(Lines of data)
#####

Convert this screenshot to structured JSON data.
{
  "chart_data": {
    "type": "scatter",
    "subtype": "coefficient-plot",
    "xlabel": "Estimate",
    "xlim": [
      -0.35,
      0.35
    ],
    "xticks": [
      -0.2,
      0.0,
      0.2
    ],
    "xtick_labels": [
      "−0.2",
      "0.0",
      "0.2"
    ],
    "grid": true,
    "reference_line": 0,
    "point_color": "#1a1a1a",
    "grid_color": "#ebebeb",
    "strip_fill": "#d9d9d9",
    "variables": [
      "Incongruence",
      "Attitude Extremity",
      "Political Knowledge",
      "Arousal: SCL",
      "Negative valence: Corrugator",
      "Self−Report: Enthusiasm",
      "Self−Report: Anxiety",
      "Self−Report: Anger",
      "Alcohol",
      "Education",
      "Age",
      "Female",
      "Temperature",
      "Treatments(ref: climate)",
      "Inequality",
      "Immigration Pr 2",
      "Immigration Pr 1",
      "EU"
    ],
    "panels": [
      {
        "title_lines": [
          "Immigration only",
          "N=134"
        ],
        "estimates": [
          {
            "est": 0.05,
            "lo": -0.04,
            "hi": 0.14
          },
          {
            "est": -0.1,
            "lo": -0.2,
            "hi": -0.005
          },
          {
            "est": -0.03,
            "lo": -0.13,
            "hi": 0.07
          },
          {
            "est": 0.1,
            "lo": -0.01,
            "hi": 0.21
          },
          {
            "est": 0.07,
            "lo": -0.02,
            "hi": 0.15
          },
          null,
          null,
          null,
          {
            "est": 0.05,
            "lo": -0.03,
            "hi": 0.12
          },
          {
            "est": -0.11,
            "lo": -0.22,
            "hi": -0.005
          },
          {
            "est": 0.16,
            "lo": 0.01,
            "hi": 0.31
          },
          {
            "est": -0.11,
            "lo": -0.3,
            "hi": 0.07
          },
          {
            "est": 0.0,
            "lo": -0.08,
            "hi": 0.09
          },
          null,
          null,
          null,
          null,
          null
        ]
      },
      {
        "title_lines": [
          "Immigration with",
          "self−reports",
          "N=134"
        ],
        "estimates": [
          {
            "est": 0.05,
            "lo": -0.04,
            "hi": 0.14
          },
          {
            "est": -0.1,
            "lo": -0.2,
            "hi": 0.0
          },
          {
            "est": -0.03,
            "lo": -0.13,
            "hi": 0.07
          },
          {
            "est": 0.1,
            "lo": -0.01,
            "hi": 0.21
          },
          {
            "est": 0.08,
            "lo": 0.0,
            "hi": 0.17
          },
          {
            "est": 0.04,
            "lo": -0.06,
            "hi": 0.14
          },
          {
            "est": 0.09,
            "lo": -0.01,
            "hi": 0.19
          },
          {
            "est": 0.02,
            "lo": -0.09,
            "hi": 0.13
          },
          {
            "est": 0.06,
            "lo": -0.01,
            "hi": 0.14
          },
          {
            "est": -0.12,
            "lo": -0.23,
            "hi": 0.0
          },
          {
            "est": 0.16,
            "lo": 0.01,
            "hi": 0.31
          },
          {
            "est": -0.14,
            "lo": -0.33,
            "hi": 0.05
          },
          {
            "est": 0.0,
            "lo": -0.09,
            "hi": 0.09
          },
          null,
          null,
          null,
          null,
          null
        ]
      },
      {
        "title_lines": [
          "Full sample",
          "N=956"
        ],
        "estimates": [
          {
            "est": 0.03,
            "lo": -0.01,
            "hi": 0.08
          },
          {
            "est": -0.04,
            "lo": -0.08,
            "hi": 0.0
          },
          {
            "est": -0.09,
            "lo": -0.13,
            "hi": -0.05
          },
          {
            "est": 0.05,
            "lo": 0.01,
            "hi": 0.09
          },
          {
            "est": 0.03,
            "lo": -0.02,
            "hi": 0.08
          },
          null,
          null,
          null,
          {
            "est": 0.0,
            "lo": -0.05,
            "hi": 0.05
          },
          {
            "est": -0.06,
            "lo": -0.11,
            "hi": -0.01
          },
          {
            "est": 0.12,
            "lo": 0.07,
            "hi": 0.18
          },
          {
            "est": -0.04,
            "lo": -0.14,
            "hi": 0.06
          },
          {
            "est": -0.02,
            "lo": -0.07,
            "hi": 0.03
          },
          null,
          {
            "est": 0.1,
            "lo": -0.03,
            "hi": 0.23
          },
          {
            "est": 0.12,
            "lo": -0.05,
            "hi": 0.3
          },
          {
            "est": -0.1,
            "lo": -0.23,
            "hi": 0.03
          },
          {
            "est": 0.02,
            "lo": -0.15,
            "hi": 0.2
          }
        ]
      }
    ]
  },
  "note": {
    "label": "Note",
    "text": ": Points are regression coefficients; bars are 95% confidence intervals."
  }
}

#####

What this task involves
Find each line holding the string "Immigration" and copy it out.

Answer
      "Immigration Pr 2",
      "Immigration Pr 1",
          "Immigration only",
          "Immigration with",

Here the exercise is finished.